TASK INSTRUCTIONS:
Go over the entries below line by line, copying each one that contains the word "title".

DATA PROVIDED:
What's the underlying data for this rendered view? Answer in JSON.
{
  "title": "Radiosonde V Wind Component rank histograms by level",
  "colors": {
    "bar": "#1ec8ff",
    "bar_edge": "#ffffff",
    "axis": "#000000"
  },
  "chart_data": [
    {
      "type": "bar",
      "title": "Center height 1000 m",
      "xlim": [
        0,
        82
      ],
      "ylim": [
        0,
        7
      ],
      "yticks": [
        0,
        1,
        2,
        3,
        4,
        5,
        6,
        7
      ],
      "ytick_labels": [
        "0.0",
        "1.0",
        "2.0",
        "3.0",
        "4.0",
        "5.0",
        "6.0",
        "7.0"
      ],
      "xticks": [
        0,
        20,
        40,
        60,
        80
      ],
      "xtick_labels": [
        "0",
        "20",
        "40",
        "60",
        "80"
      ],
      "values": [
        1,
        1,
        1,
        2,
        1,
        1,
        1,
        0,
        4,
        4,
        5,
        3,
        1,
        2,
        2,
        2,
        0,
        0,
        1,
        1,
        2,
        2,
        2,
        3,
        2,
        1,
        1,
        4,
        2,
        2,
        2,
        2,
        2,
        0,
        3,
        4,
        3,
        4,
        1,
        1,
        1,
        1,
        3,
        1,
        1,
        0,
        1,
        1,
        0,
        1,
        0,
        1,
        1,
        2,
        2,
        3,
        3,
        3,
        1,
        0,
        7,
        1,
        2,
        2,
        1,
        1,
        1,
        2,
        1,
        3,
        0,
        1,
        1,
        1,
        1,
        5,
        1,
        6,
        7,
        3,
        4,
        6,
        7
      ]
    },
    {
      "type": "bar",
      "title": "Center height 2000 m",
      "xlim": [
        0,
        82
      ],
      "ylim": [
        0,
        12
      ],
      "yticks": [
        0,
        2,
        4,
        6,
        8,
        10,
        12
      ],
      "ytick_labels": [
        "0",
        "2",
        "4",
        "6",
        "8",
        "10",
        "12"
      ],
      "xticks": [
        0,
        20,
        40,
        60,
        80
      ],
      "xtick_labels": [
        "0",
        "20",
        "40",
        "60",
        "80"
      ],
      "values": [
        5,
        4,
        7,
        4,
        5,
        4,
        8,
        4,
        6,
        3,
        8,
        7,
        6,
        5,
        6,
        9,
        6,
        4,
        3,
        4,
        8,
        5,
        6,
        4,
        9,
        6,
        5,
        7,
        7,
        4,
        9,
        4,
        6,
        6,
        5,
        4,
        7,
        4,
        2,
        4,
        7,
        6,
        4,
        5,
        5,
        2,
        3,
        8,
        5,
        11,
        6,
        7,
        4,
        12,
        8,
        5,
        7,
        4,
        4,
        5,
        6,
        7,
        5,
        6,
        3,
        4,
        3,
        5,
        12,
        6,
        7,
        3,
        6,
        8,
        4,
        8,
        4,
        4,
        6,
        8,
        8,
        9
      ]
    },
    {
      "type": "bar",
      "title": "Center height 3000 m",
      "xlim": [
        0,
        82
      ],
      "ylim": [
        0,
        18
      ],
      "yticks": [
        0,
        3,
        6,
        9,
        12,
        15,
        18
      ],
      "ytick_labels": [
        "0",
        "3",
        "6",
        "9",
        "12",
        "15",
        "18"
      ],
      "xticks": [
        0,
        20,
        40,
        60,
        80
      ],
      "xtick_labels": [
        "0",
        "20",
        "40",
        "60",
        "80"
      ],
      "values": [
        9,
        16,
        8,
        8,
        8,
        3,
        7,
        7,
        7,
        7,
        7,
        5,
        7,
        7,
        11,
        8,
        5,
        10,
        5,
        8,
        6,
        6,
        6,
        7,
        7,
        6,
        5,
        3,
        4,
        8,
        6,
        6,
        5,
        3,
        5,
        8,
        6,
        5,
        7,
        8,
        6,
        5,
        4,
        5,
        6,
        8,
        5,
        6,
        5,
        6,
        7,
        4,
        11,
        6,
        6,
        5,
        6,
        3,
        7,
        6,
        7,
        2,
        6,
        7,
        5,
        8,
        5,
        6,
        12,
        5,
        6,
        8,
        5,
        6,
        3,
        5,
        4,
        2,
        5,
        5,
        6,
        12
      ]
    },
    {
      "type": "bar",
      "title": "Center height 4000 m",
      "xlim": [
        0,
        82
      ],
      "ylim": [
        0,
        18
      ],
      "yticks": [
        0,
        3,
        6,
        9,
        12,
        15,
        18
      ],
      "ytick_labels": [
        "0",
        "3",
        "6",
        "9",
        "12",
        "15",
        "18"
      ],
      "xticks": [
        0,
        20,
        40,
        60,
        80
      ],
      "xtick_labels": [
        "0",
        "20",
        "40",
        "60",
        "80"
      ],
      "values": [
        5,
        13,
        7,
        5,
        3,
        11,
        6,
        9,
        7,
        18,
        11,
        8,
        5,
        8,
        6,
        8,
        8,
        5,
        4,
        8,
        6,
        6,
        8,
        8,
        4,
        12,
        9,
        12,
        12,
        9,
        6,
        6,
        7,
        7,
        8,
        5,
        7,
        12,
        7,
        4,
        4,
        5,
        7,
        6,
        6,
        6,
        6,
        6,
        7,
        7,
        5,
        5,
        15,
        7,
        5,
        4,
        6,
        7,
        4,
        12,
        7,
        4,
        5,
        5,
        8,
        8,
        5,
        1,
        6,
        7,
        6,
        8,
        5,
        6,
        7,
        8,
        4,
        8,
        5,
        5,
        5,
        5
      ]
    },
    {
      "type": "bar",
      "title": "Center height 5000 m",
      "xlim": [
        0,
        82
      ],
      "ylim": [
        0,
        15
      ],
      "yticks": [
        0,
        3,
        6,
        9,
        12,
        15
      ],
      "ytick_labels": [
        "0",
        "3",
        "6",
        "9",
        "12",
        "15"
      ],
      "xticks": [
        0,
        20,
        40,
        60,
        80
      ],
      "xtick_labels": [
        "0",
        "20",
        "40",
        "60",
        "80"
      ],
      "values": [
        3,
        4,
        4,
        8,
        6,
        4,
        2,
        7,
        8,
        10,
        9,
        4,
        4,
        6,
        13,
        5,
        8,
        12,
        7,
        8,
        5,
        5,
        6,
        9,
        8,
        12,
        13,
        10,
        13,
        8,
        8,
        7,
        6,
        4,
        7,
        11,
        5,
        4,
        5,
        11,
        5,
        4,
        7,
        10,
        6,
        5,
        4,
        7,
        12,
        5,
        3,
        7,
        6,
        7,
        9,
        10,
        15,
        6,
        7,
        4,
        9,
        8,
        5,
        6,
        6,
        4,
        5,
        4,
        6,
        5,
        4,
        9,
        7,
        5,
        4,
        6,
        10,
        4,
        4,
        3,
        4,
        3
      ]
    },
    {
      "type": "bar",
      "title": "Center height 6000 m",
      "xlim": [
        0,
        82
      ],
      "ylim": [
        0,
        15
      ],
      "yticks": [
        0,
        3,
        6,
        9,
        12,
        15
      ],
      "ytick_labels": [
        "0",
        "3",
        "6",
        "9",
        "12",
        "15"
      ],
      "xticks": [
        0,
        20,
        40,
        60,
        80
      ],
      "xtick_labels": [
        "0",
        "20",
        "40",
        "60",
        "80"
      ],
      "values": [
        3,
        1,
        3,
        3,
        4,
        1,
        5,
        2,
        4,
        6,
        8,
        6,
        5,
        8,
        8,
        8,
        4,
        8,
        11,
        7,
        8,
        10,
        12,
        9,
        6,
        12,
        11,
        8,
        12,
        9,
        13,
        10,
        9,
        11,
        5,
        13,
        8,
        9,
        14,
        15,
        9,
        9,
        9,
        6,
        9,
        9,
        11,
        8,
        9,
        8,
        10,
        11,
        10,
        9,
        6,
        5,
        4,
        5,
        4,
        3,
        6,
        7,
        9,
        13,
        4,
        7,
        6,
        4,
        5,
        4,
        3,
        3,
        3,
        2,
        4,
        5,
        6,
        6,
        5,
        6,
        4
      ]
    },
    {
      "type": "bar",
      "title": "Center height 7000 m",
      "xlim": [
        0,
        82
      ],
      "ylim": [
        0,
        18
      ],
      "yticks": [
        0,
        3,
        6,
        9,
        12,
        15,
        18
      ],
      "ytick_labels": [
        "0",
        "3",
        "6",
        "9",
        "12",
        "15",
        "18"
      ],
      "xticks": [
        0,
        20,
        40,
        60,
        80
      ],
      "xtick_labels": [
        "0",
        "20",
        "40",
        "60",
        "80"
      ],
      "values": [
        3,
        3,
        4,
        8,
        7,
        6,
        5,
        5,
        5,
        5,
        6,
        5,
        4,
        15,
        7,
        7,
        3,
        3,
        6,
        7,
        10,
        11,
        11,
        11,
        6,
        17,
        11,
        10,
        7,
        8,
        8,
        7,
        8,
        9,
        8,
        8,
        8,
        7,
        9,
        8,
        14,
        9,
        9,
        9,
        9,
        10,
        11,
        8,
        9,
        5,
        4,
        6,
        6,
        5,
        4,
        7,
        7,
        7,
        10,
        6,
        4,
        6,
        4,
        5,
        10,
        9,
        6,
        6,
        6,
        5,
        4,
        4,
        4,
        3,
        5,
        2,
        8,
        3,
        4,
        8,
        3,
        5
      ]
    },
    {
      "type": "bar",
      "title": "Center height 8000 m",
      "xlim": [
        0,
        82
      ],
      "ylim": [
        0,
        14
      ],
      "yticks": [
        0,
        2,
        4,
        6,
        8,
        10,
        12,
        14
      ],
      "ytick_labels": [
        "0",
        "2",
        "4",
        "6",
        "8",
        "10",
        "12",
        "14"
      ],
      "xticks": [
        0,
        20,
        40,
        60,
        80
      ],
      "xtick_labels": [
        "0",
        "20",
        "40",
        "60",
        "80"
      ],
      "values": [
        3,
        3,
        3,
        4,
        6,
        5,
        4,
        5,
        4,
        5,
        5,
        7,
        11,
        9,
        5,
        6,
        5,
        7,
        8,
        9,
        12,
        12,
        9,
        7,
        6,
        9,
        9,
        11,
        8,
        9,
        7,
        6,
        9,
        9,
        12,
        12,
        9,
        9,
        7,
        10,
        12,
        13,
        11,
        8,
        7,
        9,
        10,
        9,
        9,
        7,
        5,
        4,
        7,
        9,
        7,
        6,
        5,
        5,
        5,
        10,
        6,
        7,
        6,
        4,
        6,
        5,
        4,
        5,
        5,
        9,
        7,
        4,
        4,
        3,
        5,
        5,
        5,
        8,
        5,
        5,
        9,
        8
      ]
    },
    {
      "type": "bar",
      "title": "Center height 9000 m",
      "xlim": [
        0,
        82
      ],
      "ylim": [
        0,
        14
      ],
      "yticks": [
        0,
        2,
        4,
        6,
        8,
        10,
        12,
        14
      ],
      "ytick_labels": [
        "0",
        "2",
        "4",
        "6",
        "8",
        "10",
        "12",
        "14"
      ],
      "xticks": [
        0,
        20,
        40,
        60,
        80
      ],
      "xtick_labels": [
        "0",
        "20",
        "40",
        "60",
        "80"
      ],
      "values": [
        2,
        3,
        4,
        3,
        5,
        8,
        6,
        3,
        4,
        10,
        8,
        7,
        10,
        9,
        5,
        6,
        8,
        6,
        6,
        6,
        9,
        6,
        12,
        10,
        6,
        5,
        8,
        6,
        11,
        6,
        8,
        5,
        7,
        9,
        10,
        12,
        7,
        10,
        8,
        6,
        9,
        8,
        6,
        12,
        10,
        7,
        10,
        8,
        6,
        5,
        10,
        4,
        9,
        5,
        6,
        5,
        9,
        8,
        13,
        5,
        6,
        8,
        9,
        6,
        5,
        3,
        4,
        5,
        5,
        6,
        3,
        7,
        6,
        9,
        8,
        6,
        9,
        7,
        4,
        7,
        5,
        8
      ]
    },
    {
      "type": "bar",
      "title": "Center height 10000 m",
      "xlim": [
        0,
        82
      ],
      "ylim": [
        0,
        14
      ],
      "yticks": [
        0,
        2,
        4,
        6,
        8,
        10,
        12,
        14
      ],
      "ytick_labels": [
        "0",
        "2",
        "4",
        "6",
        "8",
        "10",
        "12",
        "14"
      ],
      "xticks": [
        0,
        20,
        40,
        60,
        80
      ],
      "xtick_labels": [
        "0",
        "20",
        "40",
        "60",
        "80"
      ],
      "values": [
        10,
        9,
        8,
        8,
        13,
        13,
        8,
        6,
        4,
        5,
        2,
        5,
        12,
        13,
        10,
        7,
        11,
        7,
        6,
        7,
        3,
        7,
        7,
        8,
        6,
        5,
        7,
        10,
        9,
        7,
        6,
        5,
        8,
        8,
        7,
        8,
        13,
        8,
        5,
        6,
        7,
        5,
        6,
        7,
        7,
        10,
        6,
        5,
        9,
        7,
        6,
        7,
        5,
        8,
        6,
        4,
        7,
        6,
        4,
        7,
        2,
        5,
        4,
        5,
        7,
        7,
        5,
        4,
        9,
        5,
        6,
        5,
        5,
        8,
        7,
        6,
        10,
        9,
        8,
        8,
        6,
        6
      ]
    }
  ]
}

WORKED SOLUTION:
  "title": "Radiosonde V Wind Component rank histograms by level",
      "title": "Center height 1000 m",
      "title": "Center height 2000 m",
      "title": "Center height 3000 m",
      "title": "Center height 4000 m",
      "title": "Center height 5000 m",
      "title": "Center height 6000 m",
      "title": "Center height 7000 m",
      "title": "Center height 8000 m",
      "title": "Center height 9000 m",
      "title": "Center height 10000 m",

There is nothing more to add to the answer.